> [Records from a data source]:
§
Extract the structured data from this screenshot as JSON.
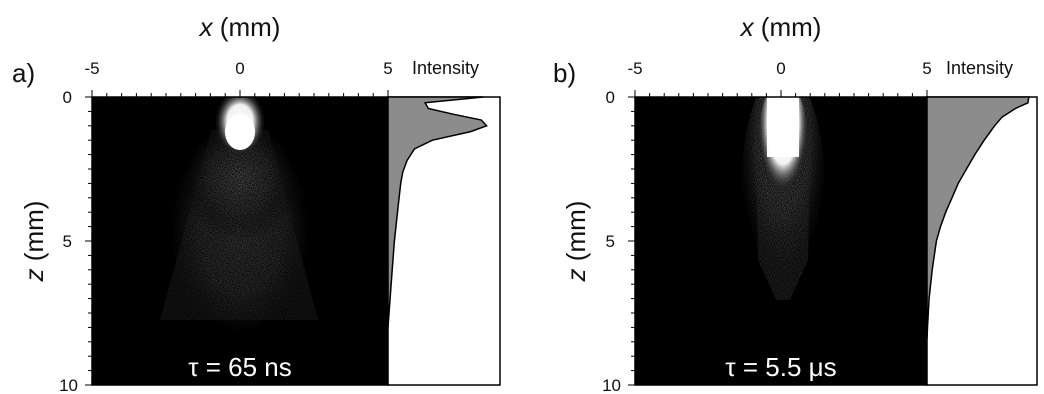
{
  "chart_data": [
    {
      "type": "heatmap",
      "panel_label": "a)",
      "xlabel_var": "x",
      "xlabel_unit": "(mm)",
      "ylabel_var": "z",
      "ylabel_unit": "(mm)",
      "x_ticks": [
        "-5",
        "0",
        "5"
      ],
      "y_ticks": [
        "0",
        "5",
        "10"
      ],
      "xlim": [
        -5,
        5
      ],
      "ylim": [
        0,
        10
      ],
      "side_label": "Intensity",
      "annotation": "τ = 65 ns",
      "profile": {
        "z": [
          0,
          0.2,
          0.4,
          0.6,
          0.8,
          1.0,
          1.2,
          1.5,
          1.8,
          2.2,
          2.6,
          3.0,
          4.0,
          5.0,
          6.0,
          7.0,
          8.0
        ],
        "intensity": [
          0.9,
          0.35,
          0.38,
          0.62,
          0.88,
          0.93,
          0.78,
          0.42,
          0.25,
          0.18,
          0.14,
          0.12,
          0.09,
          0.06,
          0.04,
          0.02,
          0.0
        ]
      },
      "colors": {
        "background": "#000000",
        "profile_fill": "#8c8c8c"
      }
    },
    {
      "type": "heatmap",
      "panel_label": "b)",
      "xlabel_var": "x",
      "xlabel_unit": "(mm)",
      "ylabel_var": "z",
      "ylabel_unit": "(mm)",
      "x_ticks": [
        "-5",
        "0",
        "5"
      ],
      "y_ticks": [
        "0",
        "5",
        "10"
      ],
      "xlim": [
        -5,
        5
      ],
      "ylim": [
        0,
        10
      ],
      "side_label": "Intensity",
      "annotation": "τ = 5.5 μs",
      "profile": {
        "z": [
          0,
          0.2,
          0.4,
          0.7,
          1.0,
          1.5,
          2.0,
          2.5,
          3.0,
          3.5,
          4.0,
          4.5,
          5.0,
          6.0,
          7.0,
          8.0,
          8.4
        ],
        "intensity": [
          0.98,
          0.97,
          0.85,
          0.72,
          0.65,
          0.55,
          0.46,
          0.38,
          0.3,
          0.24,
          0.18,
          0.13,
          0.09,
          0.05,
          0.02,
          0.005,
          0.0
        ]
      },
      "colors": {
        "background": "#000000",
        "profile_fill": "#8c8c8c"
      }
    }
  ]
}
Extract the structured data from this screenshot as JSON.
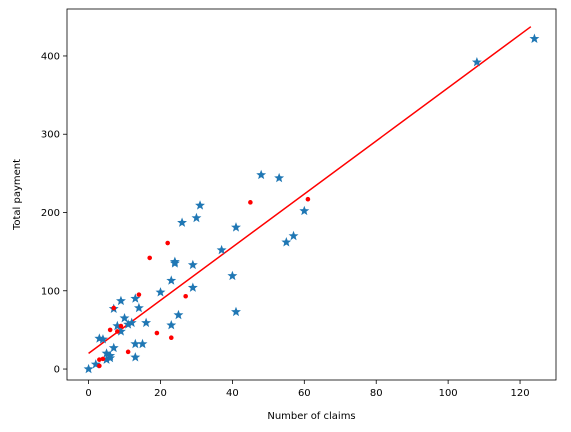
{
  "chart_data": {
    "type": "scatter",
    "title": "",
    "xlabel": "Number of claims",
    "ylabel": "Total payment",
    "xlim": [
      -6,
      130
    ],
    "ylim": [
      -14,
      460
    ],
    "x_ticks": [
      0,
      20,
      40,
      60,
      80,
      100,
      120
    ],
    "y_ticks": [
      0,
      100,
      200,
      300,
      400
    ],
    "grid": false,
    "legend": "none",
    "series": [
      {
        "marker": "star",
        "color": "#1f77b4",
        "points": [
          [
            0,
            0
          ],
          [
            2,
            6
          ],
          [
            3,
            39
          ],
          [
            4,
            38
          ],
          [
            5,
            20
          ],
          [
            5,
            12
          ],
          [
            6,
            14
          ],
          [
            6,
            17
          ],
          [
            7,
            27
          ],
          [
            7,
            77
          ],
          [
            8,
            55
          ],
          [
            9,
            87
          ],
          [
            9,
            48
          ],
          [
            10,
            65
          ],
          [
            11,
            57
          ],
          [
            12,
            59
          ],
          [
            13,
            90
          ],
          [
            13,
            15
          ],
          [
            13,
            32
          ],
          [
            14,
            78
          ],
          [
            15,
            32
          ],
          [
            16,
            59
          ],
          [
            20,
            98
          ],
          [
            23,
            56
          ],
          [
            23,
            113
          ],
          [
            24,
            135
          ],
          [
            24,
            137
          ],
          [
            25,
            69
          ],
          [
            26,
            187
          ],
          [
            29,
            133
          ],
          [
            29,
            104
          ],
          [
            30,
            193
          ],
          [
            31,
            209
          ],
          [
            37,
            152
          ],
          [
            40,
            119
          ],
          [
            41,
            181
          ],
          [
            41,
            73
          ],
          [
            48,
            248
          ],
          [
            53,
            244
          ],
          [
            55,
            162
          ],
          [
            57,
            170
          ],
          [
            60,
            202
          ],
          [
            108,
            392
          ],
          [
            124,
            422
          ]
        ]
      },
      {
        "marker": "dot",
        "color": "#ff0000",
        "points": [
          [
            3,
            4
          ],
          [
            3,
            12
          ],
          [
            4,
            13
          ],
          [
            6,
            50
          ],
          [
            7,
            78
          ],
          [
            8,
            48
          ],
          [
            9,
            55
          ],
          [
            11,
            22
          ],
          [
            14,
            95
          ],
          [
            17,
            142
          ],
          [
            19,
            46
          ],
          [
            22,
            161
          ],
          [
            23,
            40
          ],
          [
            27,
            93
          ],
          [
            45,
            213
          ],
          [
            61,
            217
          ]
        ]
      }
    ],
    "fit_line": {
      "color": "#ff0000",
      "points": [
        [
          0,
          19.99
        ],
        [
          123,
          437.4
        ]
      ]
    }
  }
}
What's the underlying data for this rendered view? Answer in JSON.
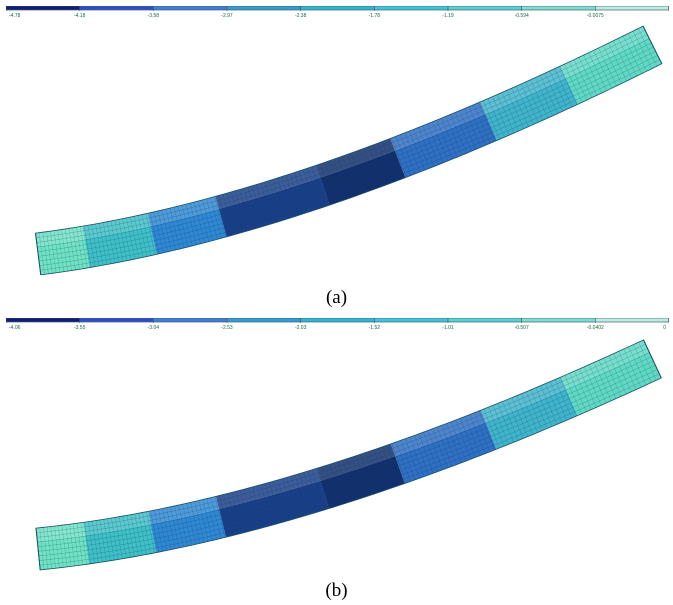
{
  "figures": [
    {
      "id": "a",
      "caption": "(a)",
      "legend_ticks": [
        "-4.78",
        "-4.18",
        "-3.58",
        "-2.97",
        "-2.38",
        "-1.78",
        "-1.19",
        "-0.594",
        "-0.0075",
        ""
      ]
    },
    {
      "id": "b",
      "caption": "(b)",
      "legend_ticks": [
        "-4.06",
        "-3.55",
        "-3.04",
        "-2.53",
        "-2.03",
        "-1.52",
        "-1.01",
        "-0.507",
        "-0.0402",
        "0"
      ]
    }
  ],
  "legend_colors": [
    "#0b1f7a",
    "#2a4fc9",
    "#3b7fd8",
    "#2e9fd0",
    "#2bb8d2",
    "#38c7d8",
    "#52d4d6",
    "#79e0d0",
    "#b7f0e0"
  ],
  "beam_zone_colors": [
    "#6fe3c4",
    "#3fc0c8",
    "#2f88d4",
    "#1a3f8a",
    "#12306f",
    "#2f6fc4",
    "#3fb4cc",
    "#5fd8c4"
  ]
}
§
> [Written task]: Return every line of the records exactly as given, pictures excluded.

> [Answer to this exercise]:
Extract the structured data from this screenshot as JSON.
{
  "chart_data": [
    {
      "type": "heatmap",
      "panel_label": "a)",
      "xlabel_var": "x",
      "xlabel_unit": "(mm)",
      "ylabel_var": "z",
      "ylabel_unit": "(mm)",
      "x_ticks": [
        "-5",
        "0",
        "5"
      ],
      "y_ticks": [
        "0",
        "5",
        "10"
      ],
      "xlim": [
        -5,
        5
      ],
      "ylim": [
        0,
        10
      ],
      "side_label": "Intensity",
      "annotation": "τ = 65 ns",
      "profile": {
        "z": [
          0,
          0.2,
          0.4,
          0.6,
          0.8,
          1.0,
          1.2,
          1.5,
          1.8,
          2.2,
          2.6,
          3.0,
          4.0,
          5.0,
          6.0,
          7.0,
          8.0
        ],
        "intensity": [
          0.9,
          0.35,
          0.38,
          0.62,
          0.88,
          0.93,
          0.78,
          0.42,
          0.25,
          0.18,
          0.14,
          0.12,
          0.09,
          0.06,
          0.04,
          0.02,
          0.0
        ]
      },
      "colors": {
        "background": "#000000",
        "profile_fill": "#8c8c8c"
      }
    },
    {
      "type": "heatmap",
      "panel_label": "b)",
      "xlabel_var": "x",
      "xlabel_unit": "(mm)",
      "ylabel_var": "z",
      "ylabel_unit": "(mm)",
      "x_ticks": [
        "-5",
        "0",
        "5"
      ],
      "y_ticks": [
        "0",
        "5",
        "10"
      ],
      "xlim": [
        -5,
        5
      ],
      "ylim": [
        0,
        10
      ],
      "side_label": "Intensity",
      "annotation": "τ = 5.5 μs",
      "profile": {
        "z": [
          0,
          0.2,
          0.4,
          0.7,
          1.0,
          1.5,
          2.0,
          2.5,
          3.0,
          3.5,
          4.0,
          4.5,
          5.0,
          6.0,
          7.0,
          8.0,
          8.4
        ],
        "intensity": [
          0.98,
          0.97,
          0.85,
          0.72,
          0.65,
          0.55,
          0.46,
          0.38,
          0.3,
          0.24,
          0.18,
          0.13,
          0.09,
          0.05,
          0.02,
          0.005,
          0.0
        ]
      },
      "colors": {
        "background": "#000000",
        "profile_fill": "#8c8c8c"
      }
    }
  ]
}
Extract the structured data from this screenshot as JSON.
{
  "chart_data": {
    "type": "scatter",
    "title": "",
    "xlabel": "Number of claims",
    "ylabel": "Total payment",
    "xlim": [
      -6,
      130
    ],
    "ylim": [
      -14,
      460
    ],
    "x_ticks": [
      0,
      20,
      40,
      60,
      80,
      100,
      120
    ],
    "y_ticks": [
      0,
      100,
      200,
      300,
      400
    ],
    "grid": false,
    "legend": "none",
    "series": [
      {
        "marker": "star",
        "color": "#1f77b4",
        "points": [
          [
            0,
            0
          ],
          [
            2,
            6
          ],
          [
            3,
            39
          ],
          [
            4,
            38
          ],
          [
            5,
            20
          ],
          [
            5,
            12
          ],
          [
            6,
            14
          ],
          [
            6,
            17
          ],
          [
            7,
            27
          ],
          [
            7,
            77
          ],
          [
            8,
            55
          ],
          [
            9,
            87
          ],
          [
            9,
            48
          ],
          [
            10,
            65
          ],
          [
            11,
            57
          ],
          [
            12,
            59
          ],
          [
            13,
            90
          ],
          [
            13,
            15
          ],
          [
            13,
            32
          ],
          [
            14,
            78
          ],
          [
            15,
            32
          ],
          [
            16,
            59
          ],
          [
            20,
            98
          ],
          [
            23,
            56
          ],
          [
            23,
            113
          ],
          [
            24,
            135
          ],
          [
            24,
            137
          ],
          [
            25,
            69
          ],
          [
            26,
            187
          ],
          [
            29,
            133
          ],
          [
            29,
            104
          ],
          [
            30,
            193
          ],
          [
            31,
            209
          ],
          [
            37,
            152
          ],
          [
            40,
            119
          ],
          [
            41,
            181
          ],
          [
            41,
            73
          ],
          [
            48,
            248
          ],
          [
            53,
            244
          ],
          [
            55,
            162
          ],
          [
            57,
            170
          ],
          [
            60,
            202
          ],
          [
            108,
            392
          ],
          [
            124,
            422
          ]
        ]
      },
      {
        "marker": "dot",
        "color": "#ff0000",
        "points": [
          [
            3,
            4
          ],
          [
            3,
            12
          ],
          [
            4,
            13
          ],
          [
            6,
            50
          ],
          [
            7,
            78
          ],
          [
            8,
            48
          ],
          [
            9,
            55
          ],
          [
            11,
            22
          ],
          [
            14,
            95
          ],
          [
            17,
            142
          ],
          [
            19,
            46
          ],
          [
            22,
            161
          ],
          [
            23,
            40
          ],
          [
            27,
            93
          ],
          [
            45,
            213
          ],
          [
            61,
            217
          ]
        ]
      }
    ],
    "fit_line": {
      "color": "#ff0000",
      "points": [
        [
          0,
          19.99
        ],
        [
          123,
          437.4
        ]
      ]
    }
  }
}
What's the underlying data for this rendered view? Answer in JSON.
{
  "figures": [
    {
      "id": "a",
      "caption": "(a)",
      "legend_ticks": [
        "-4.78",
        "-4.18",
        "-3.58",
        "-2.97",
        "-2.38",
        "-1.78",
        "-1.19",
        "-0.594",
        "-0.0075",
        ""
      ]
    },
    {
      "id": "b",
      "caption": "(b)",
      "legend_ticks": [
        "-4.06",
        "-3.55",
        "-3.04",
        "-2.53",
        "-2.03",
        "-1.52",
        "-1.01",
        "-0.507",
        "-0.0402",
        "0"
      ]
    }
  ],
  "legend_colors": [
    "#0b1f7a",
    "#2a4fc9",
    "#3b7fd8",
    "#2e9fd0",
    "#2bb8d2",
    "#38c7d8",
    "#52d4d6",
    "#79e0d0",
    "#b7f0e0"
  ],
  "beam_zone_colors": [
    "#6fe3c4",
    "#3fc0c8",
    "#2f88d4",
    "#1a3f8a",
    "#12306f",
    "#2f6fc4",
    "#3fb4cc",
    "#5fd8c4"
  ]
}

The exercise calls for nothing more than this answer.